Problem. Copy the items from the first line through the line containing "y-tick-label: 1 (42, 0, 47, 9)", replacing "y-tick-label" with "y-axis-value" and leaving everything else unchanged. Return only those lines.

Material to process.
═══
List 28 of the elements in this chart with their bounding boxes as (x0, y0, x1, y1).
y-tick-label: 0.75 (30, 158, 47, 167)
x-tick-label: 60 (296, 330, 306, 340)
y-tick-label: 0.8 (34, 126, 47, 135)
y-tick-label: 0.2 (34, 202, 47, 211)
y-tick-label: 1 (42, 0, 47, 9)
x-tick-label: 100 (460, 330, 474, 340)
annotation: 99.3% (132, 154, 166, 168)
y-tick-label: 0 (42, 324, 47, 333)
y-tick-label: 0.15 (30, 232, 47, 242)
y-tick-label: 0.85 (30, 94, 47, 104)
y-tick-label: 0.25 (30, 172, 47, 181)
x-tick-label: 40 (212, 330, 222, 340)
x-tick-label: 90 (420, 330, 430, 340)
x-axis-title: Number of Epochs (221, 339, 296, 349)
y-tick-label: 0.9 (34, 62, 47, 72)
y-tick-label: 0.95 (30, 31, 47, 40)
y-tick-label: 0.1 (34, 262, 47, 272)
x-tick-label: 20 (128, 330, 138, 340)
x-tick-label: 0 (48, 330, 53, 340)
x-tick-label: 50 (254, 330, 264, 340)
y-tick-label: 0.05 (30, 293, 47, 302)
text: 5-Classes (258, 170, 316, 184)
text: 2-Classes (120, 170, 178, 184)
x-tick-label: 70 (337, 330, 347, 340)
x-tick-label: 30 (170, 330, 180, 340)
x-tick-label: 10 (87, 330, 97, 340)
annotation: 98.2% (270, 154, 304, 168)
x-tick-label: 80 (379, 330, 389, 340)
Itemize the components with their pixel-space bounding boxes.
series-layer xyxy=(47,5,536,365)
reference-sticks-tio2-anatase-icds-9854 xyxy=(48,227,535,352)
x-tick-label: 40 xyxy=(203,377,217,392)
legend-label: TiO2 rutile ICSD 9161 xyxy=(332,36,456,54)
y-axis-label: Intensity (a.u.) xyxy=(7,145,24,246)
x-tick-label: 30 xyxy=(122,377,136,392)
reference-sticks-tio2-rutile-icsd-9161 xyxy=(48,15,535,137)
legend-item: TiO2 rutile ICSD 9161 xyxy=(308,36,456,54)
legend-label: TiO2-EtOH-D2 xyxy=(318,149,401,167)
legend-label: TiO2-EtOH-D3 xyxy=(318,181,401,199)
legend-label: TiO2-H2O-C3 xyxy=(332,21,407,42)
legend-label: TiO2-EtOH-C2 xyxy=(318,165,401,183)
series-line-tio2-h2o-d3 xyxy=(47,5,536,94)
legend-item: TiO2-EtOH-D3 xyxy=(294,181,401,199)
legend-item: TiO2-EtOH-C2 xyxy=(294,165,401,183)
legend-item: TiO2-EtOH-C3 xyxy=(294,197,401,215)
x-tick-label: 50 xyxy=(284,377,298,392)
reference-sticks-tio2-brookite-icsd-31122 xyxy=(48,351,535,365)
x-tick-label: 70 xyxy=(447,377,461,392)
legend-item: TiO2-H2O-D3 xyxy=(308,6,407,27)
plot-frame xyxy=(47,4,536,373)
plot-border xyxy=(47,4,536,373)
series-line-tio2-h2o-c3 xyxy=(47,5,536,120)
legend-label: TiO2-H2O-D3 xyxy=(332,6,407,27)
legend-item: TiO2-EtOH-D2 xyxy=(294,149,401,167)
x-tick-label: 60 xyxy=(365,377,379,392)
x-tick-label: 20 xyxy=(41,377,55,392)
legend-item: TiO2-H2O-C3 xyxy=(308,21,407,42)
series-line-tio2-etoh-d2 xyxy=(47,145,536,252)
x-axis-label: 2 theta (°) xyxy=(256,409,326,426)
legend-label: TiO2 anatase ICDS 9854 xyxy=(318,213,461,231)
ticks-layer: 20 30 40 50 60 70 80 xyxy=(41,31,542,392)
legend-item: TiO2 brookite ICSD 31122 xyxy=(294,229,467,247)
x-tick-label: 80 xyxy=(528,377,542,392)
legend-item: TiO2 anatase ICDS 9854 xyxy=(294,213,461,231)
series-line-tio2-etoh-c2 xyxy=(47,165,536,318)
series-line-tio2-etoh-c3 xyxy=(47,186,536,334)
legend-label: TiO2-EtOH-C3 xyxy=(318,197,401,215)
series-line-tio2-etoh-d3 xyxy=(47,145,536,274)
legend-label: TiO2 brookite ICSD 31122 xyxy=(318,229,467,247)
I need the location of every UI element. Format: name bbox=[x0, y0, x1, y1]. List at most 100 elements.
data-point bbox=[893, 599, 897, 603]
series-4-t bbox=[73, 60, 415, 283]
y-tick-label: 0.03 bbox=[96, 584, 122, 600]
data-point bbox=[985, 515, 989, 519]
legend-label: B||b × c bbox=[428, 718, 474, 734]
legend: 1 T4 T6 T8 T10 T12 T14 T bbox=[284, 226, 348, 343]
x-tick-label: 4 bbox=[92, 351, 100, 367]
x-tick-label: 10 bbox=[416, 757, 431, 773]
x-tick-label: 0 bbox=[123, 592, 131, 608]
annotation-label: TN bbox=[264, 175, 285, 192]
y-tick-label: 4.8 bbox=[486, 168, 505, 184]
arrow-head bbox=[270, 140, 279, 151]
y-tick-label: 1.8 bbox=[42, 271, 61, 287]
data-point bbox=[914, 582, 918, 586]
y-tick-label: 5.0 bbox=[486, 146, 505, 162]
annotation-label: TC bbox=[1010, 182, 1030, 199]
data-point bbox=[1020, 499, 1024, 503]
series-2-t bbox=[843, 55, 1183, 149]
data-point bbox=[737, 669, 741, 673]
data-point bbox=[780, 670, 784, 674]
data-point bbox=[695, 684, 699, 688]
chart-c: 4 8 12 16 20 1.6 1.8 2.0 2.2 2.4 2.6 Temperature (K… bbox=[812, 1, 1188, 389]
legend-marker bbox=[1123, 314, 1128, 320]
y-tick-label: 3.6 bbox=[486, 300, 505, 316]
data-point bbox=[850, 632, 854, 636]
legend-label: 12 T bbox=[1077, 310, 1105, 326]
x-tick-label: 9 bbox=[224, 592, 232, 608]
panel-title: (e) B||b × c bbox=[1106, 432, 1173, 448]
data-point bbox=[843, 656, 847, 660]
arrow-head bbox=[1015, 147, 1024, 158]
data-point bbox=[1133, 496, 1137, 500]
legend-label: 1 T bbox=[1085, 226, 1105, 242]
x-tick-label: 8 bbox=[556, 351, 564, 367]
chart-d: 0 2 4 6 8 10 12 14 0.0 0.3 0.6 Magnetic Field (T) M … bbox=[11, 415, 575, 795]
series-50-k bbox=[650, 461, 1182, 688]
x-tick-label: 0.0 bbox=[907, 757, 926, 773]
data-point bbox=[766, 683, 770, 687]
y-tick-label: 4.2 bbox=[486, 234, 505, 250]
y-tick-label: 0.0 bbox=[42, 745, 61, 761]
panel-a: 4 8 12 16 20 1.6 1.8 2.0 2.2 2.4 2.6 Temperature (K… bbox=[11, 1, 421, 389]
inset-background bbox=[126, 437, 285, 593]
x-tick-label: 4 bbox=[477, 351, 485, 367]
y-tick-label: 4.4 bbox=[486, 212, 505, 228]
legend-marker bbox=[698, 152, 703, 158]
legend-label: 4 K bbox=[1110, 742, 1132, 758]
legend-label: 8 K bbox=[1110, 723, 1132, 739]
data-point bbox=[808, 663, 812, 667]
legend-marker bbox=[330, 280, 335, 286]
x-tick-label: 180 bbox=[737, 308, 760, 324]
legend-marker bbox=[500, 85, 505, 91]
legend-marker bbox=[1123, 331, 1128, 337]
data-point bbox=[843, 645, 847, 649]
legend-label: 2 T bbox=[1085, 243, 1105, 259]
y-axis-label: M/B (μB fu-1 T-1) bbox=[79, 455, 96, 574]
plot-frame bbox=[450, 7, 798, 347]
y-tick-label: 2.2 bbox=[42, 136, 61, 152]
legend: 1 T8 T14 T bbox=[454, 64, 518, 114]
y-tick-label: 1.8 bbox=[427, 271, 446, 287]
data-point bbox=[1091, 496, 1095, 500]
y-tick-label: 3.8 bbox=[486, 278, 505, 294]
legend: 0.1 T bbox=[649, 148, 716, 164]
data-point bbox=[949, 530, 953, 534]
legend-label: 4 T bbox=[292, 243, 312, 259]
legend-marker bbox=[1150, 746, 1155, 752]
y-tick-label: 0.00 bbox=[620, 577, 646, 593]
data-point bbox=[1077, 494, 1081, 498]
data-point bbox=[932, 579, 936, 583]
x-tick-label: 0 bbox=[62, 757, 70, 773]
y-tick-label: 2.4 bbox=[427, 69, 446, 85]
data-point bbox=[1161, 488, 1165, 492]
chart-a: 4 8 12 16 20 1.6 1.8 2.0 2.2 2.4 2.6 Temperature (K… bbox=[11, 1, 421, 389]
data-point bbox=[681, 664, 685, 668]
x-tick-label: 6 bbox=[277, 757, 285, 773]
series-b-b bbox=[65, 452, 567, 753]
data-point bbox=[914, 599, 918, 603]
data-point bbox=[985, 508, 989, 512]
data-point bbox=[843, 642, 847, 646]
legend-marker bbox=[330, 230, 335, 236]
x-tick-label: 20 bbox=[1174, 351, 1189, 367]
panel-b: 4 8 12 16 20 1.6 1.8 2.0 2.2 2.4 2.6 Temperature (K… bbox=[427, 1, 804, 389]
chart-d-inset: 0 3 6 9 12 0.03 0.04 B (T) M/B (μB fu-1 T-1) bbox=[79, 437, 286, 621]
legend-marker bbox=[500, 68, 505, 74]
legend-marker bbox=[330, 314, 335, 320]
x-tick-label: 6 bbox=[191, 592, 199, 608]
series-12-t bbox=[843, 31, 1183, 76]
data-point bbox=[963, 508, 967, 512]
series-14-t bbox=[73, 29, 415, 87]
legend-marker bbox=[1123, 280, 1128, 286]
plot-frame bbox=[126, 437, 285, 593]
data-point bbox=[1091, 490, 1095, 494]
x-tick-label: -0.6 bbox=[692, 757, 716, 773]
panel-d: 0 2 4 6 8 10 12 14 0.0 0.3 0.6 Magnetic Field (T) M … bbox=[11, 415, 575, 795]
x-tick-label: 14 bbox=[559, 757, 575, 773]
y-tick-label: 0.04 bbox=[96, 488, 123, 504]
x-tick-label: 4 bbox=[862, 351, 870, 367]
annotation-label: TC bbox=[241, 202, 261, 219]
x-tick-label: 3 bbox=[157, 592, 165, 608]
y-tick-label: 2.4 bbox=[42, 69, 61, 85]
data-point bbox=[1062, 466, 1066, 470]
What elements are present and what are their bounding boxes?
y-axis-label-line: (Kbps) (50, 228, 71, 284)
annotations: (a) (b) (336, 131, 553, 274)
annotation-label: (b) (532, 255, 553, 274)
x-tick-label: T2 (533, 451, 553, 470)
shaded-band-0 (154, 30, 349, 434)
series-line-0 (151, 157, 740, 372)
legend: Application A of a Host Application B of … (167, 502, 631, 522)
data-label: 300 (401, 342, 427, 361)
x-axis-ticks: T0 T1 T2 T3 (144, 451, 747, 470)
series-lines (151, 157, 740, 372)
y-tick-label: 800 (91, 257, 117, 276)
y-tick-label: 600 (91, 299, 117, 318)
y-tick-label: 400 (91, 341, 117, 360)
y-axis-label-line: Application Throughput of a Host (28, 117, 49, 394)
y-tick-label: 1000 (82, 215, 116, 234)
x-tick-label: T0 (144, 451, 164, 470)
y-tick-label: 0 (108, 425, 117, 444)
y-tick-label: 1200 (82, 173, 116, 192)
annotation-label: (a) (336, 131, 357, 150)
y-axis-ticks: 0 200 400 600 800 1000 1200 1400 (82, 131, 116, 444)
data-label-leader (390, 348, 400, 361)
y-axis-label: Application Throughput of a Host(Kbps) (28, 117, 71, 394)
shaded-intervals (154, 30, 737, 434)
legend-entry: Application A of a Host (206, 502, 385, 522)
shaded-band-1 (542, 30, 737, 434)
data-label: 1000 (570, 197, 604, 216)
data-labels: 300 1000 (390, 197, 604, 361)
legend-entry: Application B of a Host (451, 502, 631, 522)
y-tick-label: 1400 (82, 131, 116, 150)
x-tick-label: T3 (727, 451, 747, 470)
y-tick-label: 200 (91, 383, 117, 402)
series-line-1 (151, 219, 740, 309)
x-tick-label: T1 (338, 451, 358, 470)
═══
Solution to the problem.
List 28 of the elements in this chart with their bounding boxes as (x0, y0, x1, y1).
y-axis-value: 0.75 (30, 158, 47, 167)
x-tick-label: 60 (296, 330, 306, 340)
y-axis-value: 0.8 (34, 126, 47, 135)
y-axis-value: 0.2 (34, 202, 47, 211)
y-axis-value: 1 (42, 0, 47, 9)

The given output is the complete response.